## Dataset records
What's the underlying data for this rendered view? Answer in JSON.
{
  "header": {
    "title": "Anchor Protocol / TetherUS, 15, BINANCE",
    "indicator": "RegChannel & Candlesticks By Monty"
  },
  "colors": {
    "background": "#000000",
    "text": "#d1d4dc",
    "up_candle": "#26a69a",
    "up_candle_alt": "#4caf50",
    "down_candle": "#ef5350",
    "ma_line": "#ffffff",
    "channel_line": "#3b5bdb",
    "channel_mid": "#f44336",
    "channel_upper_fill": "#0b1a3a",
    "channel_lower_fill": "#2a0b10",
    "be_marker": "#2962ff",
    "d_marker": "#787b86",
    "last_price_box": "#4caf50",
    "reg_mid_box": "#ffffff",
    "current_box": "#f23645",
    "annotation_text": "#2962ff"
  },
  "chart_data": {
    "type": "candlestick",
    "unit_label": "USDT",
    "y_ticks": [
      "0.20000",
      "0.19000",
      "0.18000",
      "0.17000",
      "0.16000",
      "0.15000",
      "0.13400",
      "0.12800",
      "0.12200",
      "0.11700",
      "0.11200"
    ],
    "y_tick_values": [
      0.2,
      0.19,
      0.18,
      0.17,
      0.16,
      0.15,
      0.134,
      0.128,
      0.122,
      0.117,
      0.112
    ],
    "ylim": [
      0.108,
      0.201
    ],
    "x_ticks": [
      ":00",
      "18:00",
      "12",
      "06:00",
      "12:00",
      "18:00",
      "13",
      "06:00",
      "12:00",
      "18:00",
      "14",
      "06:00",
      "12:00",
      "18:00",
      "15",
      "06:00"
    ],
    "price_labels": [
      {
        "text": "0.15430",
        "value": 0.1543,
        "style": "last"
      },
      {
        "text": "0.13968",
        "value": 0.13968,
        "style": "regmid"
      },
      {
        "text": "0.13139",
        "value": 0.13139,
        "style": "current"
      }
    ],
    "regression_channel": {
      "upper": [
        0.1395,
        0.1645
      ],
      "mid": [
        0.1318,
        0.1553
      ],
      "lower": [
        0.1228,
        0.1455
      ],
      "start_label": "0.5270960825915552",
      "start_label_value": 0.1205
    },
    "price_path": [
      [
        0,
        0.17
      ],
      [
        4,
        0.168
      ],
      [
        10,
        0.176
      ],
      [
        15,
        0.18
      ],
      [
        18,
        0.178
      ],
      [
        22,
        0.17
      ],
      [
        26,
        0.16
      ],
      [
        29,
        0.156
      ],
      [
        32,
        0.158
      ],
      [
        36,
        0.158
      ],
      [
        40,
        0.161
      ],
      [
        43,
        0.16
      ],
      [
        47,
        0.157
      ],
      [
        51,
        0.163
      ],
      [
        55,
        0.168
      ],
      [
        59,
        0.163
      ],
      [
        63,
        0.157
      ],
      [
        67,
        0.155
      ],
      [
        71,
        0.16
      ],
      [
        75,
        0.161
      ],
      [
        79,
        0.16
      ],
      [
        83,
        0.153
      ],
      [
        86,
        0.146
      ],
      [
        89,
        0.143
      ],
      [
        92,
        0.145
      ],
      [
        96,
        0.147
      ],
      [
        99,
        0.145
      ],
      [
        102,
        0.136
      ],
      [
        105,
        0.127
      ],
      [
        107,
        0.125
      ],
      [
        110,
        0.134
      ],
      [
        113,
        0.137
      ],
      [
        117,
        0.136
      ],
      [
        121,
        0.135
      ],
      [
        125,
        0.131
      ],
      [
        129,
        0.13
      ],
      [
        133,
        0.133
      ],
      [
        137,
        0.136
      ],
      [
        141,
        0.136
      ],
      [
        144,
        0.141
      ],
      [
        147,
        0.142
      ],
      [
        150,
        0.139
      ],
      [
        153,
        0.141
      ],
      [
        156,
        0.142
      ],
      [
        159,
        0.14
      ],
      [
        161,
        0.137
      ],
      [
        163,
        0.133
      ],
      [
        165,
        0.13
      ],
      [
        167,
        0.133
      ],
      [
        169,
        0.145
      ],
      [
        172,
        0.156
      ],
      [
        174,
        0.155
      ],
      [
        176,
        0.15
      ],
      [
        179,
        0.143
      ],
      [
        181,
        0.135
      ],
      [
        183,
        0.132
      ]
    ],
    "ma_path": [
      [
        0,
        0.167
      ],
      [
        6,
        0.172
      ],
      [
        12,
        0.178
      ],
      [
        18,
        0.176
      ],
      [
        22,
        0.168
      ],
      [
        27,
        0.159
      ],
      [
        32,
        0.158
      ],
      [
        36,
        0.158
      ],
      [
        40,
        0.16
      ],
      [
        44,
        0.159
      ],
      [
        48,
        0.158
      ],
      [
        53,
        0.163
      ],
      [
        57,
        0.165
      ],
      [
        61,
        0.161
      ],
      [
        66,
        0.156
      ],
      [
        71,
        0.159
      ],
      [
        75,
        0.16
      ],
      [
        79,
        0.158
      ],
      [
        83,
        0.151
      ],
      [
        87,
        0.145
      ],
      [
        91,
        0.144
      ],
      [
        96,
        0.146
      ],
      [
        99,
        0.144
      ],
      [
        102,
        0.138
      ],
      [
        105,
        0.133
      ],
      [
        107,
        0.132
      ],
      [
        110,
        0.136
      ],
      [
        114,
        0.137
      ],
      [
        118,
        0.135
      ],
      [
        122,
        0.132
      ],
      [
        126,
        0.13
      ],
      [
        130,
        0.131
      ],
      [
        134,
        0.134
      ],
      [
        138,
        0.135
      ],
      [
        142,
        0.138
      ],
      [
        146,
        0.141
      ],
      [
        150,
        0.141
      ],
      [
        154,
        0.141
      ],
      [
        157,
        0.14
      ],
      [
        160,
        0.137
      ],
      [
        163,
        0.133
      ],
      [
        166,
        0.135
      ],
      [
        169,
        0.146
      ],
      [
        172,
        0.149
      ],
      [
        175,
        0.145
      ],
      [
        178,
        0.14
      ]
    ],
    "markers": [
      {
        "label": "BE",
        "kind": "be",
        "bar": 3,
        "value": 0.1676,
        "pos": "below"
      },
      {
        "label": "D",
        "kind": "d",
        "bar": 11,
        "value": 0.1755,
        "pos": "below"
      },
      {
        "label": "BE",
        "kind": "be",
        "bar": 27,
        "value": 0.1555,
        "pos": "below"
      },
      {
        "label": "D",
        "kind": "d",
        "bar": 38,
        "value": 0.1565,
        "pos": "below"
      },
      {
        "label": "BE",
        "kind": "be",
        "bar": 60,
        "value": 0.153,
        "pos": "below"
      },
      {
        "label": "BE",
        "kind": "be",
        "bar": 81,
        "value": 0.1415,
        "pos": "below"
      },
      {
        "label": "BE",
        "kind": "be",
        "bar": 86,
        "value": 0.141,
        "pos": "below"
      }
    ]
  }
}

## Aim of the exercise
Write out the full set of records exactly as given.

## Answer
What's the underlying data for this rendered view? Answer in JSON.
{
  "header": {
    "title": "Anchor Protocol / TetherUS, 15, BINANCE",
    "indicator": "RegChannel & Candlesticks By Monty"
  },
  "colors": {
    "background": "#000000",
    "text": "#d1d4dc",
    "up_candle": "#26a69a",
    "up_candle_alt": "#4caf50",
    "down_candle": "#ef5350",
    "ma_line": "#ffffff",
    "channel_line": "#3b5bdb",
    "channel_mid": "#f44336",
    "channel_upper_fill": "#0b1a3a",
    "channel_lower_fill": "#2a0b10",
    "be_marker": "#2962ff",
    "d_marker": "#787b86",
    "last_price_box": "#4caf50",
    "reg_mid_box": "#ffffff",
    "current_box": "#f23645",
    "annotation_text": "#2962ff"
  },
  "chart_data": {
    "type": "candlestick",
    "unit_label": "USDT",
    "y_ticks": [
      "0.20000",
      "0.19000",
      "0.18000",
      "0.17000",
      "0.16000",
      "0.15000",
      "0.13400",
      "0.12800",
      "0.12200",
      "0.11700",
      "0.11200"
    ],
    "y_tick_values": [
      0.2,
      0.19,
      0.18,
      0.17,
      0.16,
      0.15,
      0.134,
      0.128,
      0.122,
      0.117,
      0.112
    ],
    "ylim": [
      0.108,
      0.201
    ],
    "x_ticks": [
      ":00",
      "18:00",
      "12",
      "06:00",
      "12:00",
      "18:00",
      "13",
      "06:00",
      "12:00",
      "18:00",
      "14",
      "06:00",
      "12:00",
      "18:00",
      "15",
      "06:00"
    ],
    "price_labels": [
      {
        "text": "0.15430",
        "value": 0.1543,
        "style": "last"
      },
      {
        "text": "0.13968",
        "value": 0.13968,
        "style": "regmid"
      },
      {
        "text": "0.13139",
        "value": 0.13139,
        "style": "current"
      }
    ],
    "regression_channel": {
      "upper": [
        0.1395,
        0.1645
      ],
      "mid": [
        0.1318,
        0.1553
      ],
      "lower": [
        0.1228,
        0.1455
      ],
      "start_label": "0.5270960825915552",
      "start_label_value": 0.1205
    },
    "price_path": [
      [
        0,
        0.17
      ],
      [
        4,
        0.168
      ],
      [
        10,
        0.176
      ],
      [
        15,
        0.18
      ],
      [
        18,
        0.178
      ],
      [
        22,
        0.17
      ],
      [
        26,
        0.16
      ],
      [
        29,
        0.156
      ],
      [
        32,
        0.158
      ],
      [
        36,
        0.158
      ],
      [
        40,
        0.161
      ],
      [
        43,
        0.16
      ],
      [
        47,
        0.157
      ],
      [
        51,
        0.163
      ],
      [
        55,
        0.168
      ],
      [
        59,
        0.163
      ],
      [
        63,
        0.157
      ],
      [
        67,
        0.155
      ],
      [
        71,
        0.16
      ],
      [
        75,
        0.161
      ],
      [
        79,
        0.16
      ],
      [
        83,
        0.153
      ],
      [
        86,
        0.146
      ],
      [
        89,
        0.143
      ],
      [
        92,
        0.145
      ],
      [
        96,
        0.147
      ],
      [
        99,
        0.145
      ],
      [
        102,
        0.136
      ],
      [
        105,
        0.127
      ],
      [
        107,
        0.125
      ],
      [
        110,
        0.134
      ],
      [
        113,
        0.137
      ],
      [
        117,
        0.136
      ],
      [
        121,
        0.135
      ],
      [
        125,
        0.131
      ],
      [
        129,
        0.13
      ],
      [
        133,
        0.133
      ],
      [
        137,
        0.136
      ],
      [
        141,
        0.136
      ],
      [
        144,
        0.141
      ],
      [
        147,
        0.142
      ],
      [
        150,
        0.139
      ],
      [
        153,
        0.141
      ],
      [
        156,
        0.142
      ],
      [
        159,
        0.14
      ],
      [
        161,
        0.137
      ],
      [
        163,
        0.133
      ],
      [
        165,
        0.13
      ],
      [
        167,
        0.133
      ],
      [
        169,
        0.145
      ],
      [
        172,
        0.156
      ],
      [
        174,
        0.155
      ],
      [
        176,
        0.15
      ],
      [
        179,
        0.143
      ],
      [
        181,
        0.135
      ],
      [
        183,
        0.132
      ]
    ],
    "ma_path": [
      [
        0,
        0.167
      ],
      [
        6,
        0.172
      ],
      [
        12,
        0.178
      ],
      [
        18,
        0.176
      ],
      [
        22,
        0.168
      ],
      [
        27,
        0.159
      ],
      [
        32,
        0.158
      ],
      [
        36,
        0.158
      ],
      [
        40,
        0.16
      ],
      [
        44,
        0.159
      ],
      [
        48,
        0.158
      ],
      [
        53,
        0.163
      ],
      [
        57,
        0.165
      ],
      [
        61,
        0.161
      ],
      [
        66,
        0.156
      ],
      [
        71,
        0.159
      ],
      [
        75,
        0.16
      ],
      [
        79,
        0.158
      ],
      [
        83,
        0.151
      ],
      [
        87,
        0.145
      ],
      [
        91,
        0.144
      ],
      [
        96,
        0.146
      ],
      [
        99,
        0.144
      ],
      [
        102,
        0.138
      ],
      [
        105,
        0.133
      ],
      [
        107,
        0.132
      ],
      [
        110,
        0.136
      ],
      [
        114,
        0.137
      ],
      [
        118,
        0.135
      ],
      [
        122,
        0.132
      ],
      [
        126,
        0.13
      ],
      [
        130,
        0.131
      ],
      [
        134,
        0.134
      ],
      [
        138,
        0.135
      ],
      [
        142,
        0.138
      ],
      [
        146,
        0.141
      ],
      [
        150,
        0.141
      ],
      [
        154,
        0.141
      ],
      [
        157,
        0.14
      ],
      [
        160,
        0.137
      ],
      [
        163,
        0.133
      ],
      [
        166,
        0.135
      ],
      [
        169,
        0.146
      ],
      [
        172,
        0.149
      ],
      [
        175,
        0.145
      ],
      [
        178,
        0.14
      ]
    ],
    "markers": [
      {
        "label": "BE",
        "kind": "be",
        "bar": 3,
        "value": 0.1676,
        "pos": "below"
      },
      {
        "label": "D",
        "kind": "d",
        "bar": 11,
        "value": 0.1755,
        "pos": "below"
      },
      {
        "label": "BE",
        "kind": "be",
        "bar": 27,
        "value": 0.1555,
        "pos": "below"
      },
      {
        "label": "D",
        "kind": "d",
        "bar": 38,
        "value": 0.1565,
        "pos": "below"
      },
      {
        "label": "BE",
        "kind": "be",
        "bar": 60,
        "value": 0.153,
        "pos": "below"
      },
      {
        "label": "BE",
        "kind": "be",
        "bar": 81,
        "value": 0.1415,
        "pos": "below"
      },
      {
        "label": "BE",
        "kind": "be",
        "bar": 86,
        "value": 0.141,
        "pos": "below"
      }
    ]
  }
}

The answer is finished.